Stated goal: Give an exact transcription of every line, dropping the images.

Stored data:
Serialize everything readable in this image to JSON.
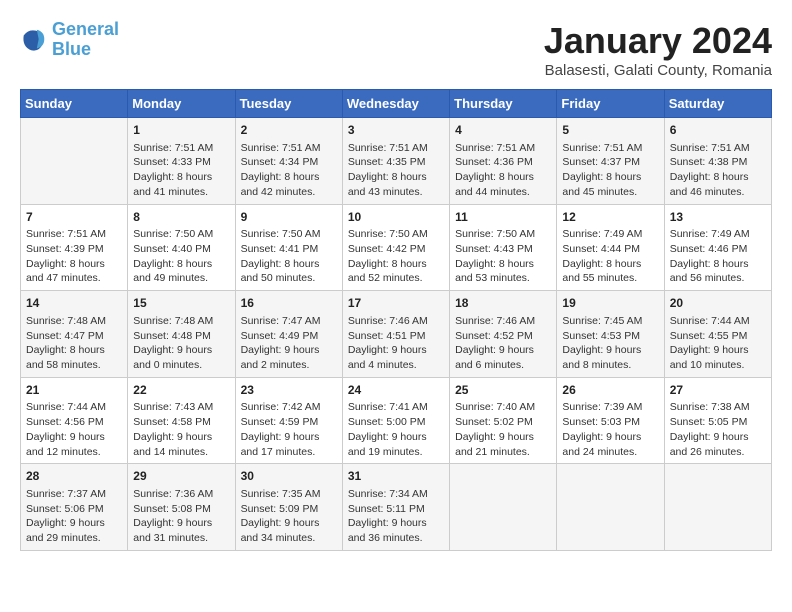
{
  "header": {
    "logo_line1": "General",
    "logo_line2": "Blue",
    "title": "January 2024",
    "subtitle": "Balasesti, Galati County, Romania"
  },
  "weekdays": [
    "Sunday",
    "Monday",
    "Tuesday",
    "Wednesday",
    "Thursday",
    "Friday",
    "Saturday"
  ],
  "weeks": [
    [
      {
        "day": "",
        "content": ""
      },
      {
        "day": "1",
        "content": "Sunrise: 7:51 AM\nSunset: 4:33 PM\nDaylight: 8 hours\nand 41 minutes."
      },
      {
        "day": "2",
        "content": "Sunrise: 7:51 AM\nSunset: 4:34 PM\nDaylight: 8 hours\nand 42 minutes."
      },
      {
        "day": "3",
        "content": "Sunrise: 7:51 AM\nSunset: 4:35 PM\nDaylight: 8 hours\nand 43 minutes."
      },
      {
        "day": "4",
        "content": "Sunrise: 7:51 AM\nSunset: 4:36 PM\nDaylight: 8 hours\nand 44 minutes."
      },
      {
        "day": "5",
        "content": "Sunrise: 7:51 AM\nSunset: 4:37 PM\nDaylight: 8 hours\nand 45 minutes."
      },
      {
        "day": "6",
        "content": "Sunrise: 7:51 AM\nSunset: 4:38 PM\nDaylight: 8 hours\nand 46 minutes."
      }
    ],
    [
      {
        "day": "7",
        "content": "Sunrise: 7:51 AM\nSunset: 4:39 PM\nDaylight: 8 hours\nand 47 minutes."
      },
      {
        "day": "8",
        "content": "Sunrise: 7:50 AM\nSunset: 4:40 PM\nDaylight: 8 hours\nand 49 minutes."
      },
      {
        "day": "9",
        "content": "Sunrise: 7:50 AM\nSunset: 4:41 PM\nDaylight: 8 hours\nand 50 minutes."
      },
      {
        "day": "10",
        "content": "Sunrise: 7:50 AM\nSunset: 4:42 PM\nDaylight: 8 hours\nand 52 minutes."
      },
      {
        "day": "11",
        "content": "Sunrise: 7:50 AM\nSunset: 4:43 PM\nDaylight: 8 hours\nand 53 minutes."
      },
      {
        "day": "12",
        "content": "Sunrise: 7:49 AM\nSunset: 4:44 PM\nDaylight: 8 hours\nand 55 minutes."
      },
      {
        "day": "13",
        "content": "Sunrise: 7:49 AM\nSunset: 4:46 PM\nDaylight: 8 hours\nand 56 minutes."
      }
    ],
    [
      {
        "day": "14",
        "content": "Sunrise: 7:48 AM\nSunset: 4:47 PM\nDaylight: 8 hours\nand 58 minutes."
      },
      {
        "day": "15",
        "content": "Sunrise: 7:48 AM\nSunset: 4:48 PM\nDaylight: 9 hours\nand 0 minutes."
      },
      {
        "day": "16",
        "content": "Sunrise: 7:47 AM\nSunset: 4:49 PM\nDaylight: 9 hours\nand 2 minutes."
      },
      {
        "day": "17",
        "content": "Sunrise: 7:46 AM\nSunset: 4:51 PM\nDaylight: 9 hours\nand 4 minutes."
      },
      {
        "day": "18",
        "content": "Sunrise: 7:46 AM\nSunset: 4:52 PM\nDaylight: 9 hours\nand 6 minutes."
      },
      {
        "day": "19",
        "content": "Sunrise: 7:45 AM\nSunset: 4:53 PM\nDaylight: 9 hours\nand 8 minutes."
      },
      {
        "day": "20",
        "content": "Sunrise: 7:44 AM\nSunset: 4:55 PM\nDaylight: 9 hours\nand 10 minutes."
      }
    ],
    [
      {
        "day": "21",
        "content": "Sunrise: 7:44 AM\nSunset: 4:56 PM\nDaylight: 9 hours\nand 12 minutes."
      },
      {
        "day": "22",
        "content": "Sunrise: 7:43 AM\nSunset: 4:58 PM\nDaylight: 9 hours\nand 14 minutes."
      },
      {
        "day": "23",
        "content": "Sunrise: 7:42 AM\nSunset: 4:59 PM\nDaylight: 9 hours\nand 17 minutes."
      },
      {
        "day": "24",
        "content": "Sunrise: 7:41 AM\nSunset: 5:00 PM\nDaylight: 9 hours\nand 19 minutes."
      },
      {
        "day": "25",
        "content": "Sunrise: 7:40 AM\nSunset: 5:02 PM\nDaylight: 9 hours\nand 21 minutes."
      },
      {
        "day": "26",
        "content": "Sunrise: 7:39 AM\nSunset: 5:03 PM\nDaylight: 9 hours\nand 24 minutes."
      },
      {
        "day": "27",
        "content": "Sunrise: 7:38 AM\nSunset: 5:05 PM\nDaylight: 9 hours\nand 26 minutes."
      }
    ],
    [
      {
        "day": "28",
        "content": "Sunrise: 7:37 AM\nSunset: 5:06 PM\nDaylight: 9 hours\nand 29 minutes."
      },
      {
        "day": "29",
        "content": "Sunrise: 7:36 AM\nSunset: 5:08 PM\nDaylight: 9 hours\nand 31 minutes."
      },
      {
        "day": "30",
        "content": "Sunrise: 7:35 AM\nSunset: 5:09 PM\nDaylight: 9 hours\nand 34 minutes."
      },
      {
        "day": "31",
        "content": "Sunrise: 7:34 AM\nSunset: 5:11 PM\nDaylight: 9 hours\nand 36 minutes."
      },
      {
        "day": "",
        "content": ""
      },
      {
        "day": "",
        "content": ""
      },
      {
        "day": "",
        "content": ""
      }
    ]
  ]
}
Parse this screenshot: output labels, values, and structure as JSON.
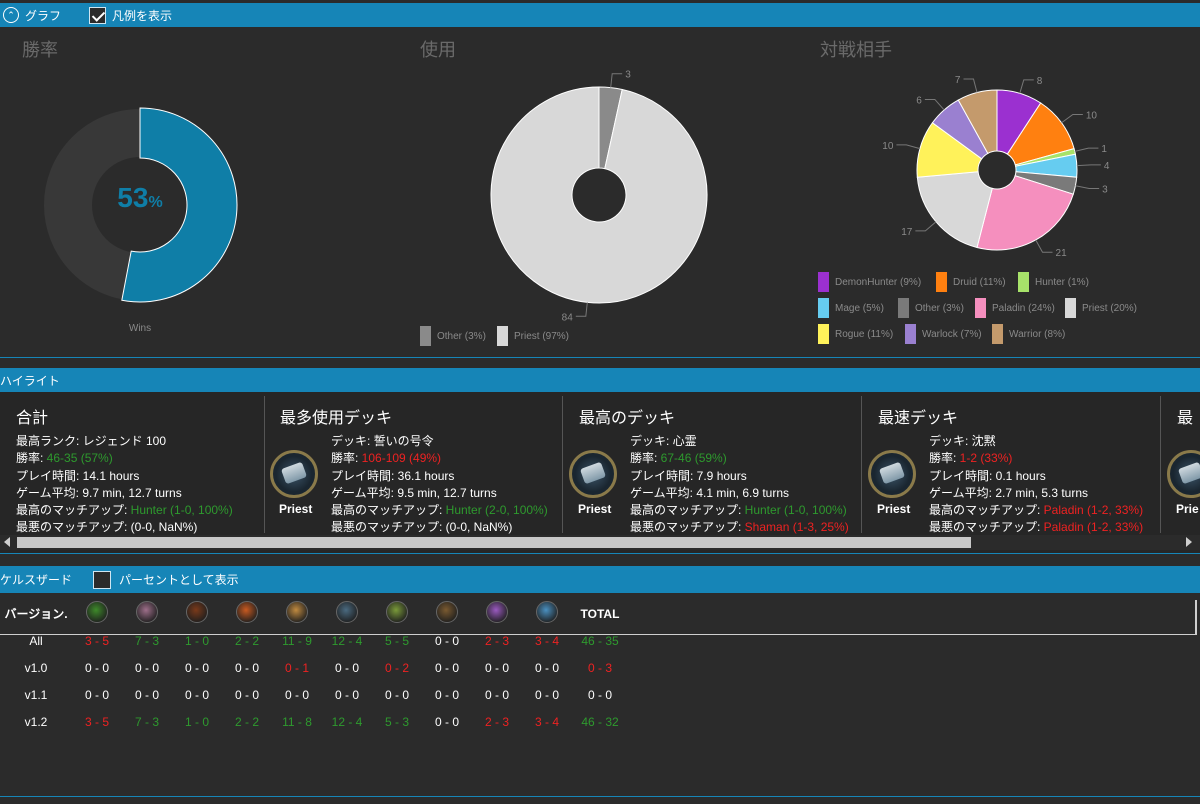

Full response:
Serialize everything readable in this image to JSON.
{
  "header": {
    "logo_line1": "General",
    "logo_line2": "Blue",
    "title": "January 2024",
    "subtitle": "Balasesti, Galati County, Romania"
  },
  "weekdays": [
    "Sunday",
    "Monday",
    "Tuesday",
    "Wednesday",
    "Thursday",
    "Friday",
    "Saturday"
  ],
  "weeks": [
    [
      {
        "day": "",
        "content": ""
      },
      {
        "day": "1",
        "content": "Sunrise: 7:51 AM\nSunset: 4:33 PM\nDaylight: 8 hours\nand 41 minutes."
      },
      {
        "day": "2",
        "content": "Sunrise: 7:51 AM\nSunset: 4:34 PM\nDaylight: 8 hours\nand 42 minutes."
      },
      {
        "day": "3",
        "content": "Sunrise: 7:51 AM\nSunset: 4:35 PM\nDaylight: 8 hours\nand 43 minutes."
      },
      {
        "day": "4",
        "content": "Sunrise: 7:51 AM\nSunset: 4:36 PM\nDaylight: 8 hours\nand 44 minutes."
      },
      {
        "day": "5",
        "content": "Sunrise: 7:51 AM\nSunset: 4:37 PM\nDaylight: 8 hours\nand 45 minutes."
      },
      {
        "day": "6",
        "content": "Sunrise: 7:51 AM\nSunset: 4:38 PM\nDaylight: 8 hours\nand 46 minutes."
      }
    ],
    [
      {
        "day": "7",
        "content": "Sunrise: 7:51 AM\nSunset: 4:39 PM\nDaylight: 8 hours\nand 47 minutes."
      },
      {
        "day": "8",
        "content": "Sunrise: 7:50 AM\nSunset: 4:40 PM\nDaylight: 8 hours\nand 49 minutes."
      },
      {
        "day": "9",
        "content": "Sunrise: 7:50 AM\nSunset: 4:41 PM\nDaylight: 8 hours\nand 50 minutes."
      },
      {
        "day": "10",
        "content": "Sunrise: 7:50 AM\nSunset: 4:42 PM\nDaylight: 8 hours\nand 52 minutes."
      },
      {
        "day": "11",
        "content": "Sunrise: 7:50 AM\nSunset: 4:43 PM\nDaylight: 8 hours\nand 53 minutes."
      },
      {
        "day": "12",
        "content": "Sunrise: 7:49 AM\nSunset: 4:44 PM\nDaylight: 8 hours\nand 55 minutes."
      },
      {
        "day": "13",
        "content": "Sunrise: 7:49 AM\nSunset: 4:46 PM\nDaylight: 8 hours\nand 56 minutes."
      }
    ],
    [
      {
        "day": "14",
        "content": "Sunrise: 7:48 AM\nSunset: 4:47 PM\nDaylight: 8 hours\nand 58 minutes."
      },
      {
        "day": "15",
        "content": "Sunrise: 7:48 AM\nSunset: 4:48 PM\nDaylight: 9 hours\nand 0 minutes."
      },
      {
        "day": "16",
        "content": "Sunrise: 7:47 AM\nSunset: 4:49 PM\nDaylight: 9 hours\nand 2 minutes."
      },
      {
        "day": "17",
        "content": "Sunrise: 7:46 AM\nSunset: 4:51 PM\nDaylight: 9 hours\nand 4 minutes."
      },
      {
        "day": "18",
        "content": "Sunrise: 7:46 AM\nSunset: 4:52 PM\nDaylight: 9 hours\nand 6 minutes."
      },
      {
        "day": "19",
        "content": "Sunrise: 7:45 AM\nSunset: 4:53 PM\nDaylight: 9 hours\nand 8 minutes."
      },
      {
        "day": "20",
        "content": "Sunrise: 7:44 AM\nSunset: 4:55 PM\nDaylight: 9 hours\nand 10 minutes."
      }
    ],
    [
      {
        "day": "21",
        "content": "Sunrise: 7:44 AM\nSunset: 4:56 PM\nDaylight: 9 hours\nand 12 minutes."
      },
      {
        "day": "22",
        "content": "Sunrise: 7:43 AM\nSunset: 4:58 PM\nDaylight: 9 hours\nand 14 minutes."
      },
      {
        "day": "23",
        "content": "Sunrise: 7:42 AM\nSunset: 4:59 PM\nDaylight: 9 hours\nand 17 minutes."
      },
      {
        "day": "24",
        "content": "Sunrise: 7:41 AM\nSunset: 5:00 PM\nDaylight: 9 hours\nand 19 minutes."
      },
      {
        "day": "25",
        "content": "Sunrise: 7:40 AM\nSunset: 5:02 PM\nDaylight: 9 hours\nand 21 minutes."
      },
      {
        "day": "26",
        "content": "Sunrise: 7:39 AM\nSunset: 5:03 PM\nDaylight: 9 hours\nand 24 minutes."
      },
      {
        "day": "27",
        "content": "Sunrise: 7:38 AM\nSunset: 5:05 PM\nDaylight: 9 hours\nand 26 minutes."
      }
    ],
    [
      {
        "day": "28",
        "content": "Sunrise: 7:37 AM\nSunset: 5:06 PM\nDaylight: 9 hours\nand 29 minutes."
      },
      {
        "day": "29",
        "content": "Sunrise: 7:36 AM\nSunset: 5:08 PM\nDaylight: 9 hours\nand 31 minutes."
      },
      {
        "day": "30",
        "content": "Sunrise: 7:35 AM\nSunset: 5:09 PM\nDaylight: 9 hours\nand 34 minutes."
      },
      {
        "day": "31",
        "content": "Sunrise: 7:34 AM\nSunset: 5:11 PM\nDaylight: 9 hours\nand 36 minutes."
      },
      {
        "day": "",
        "content": ""
      },
      {
        "day": "",
        "content": ""
      },
      {
        "day": "",
        "content": ""
      }
    ]
  ]
}
Parse this screenshot: output labels, values, and structure as JSON.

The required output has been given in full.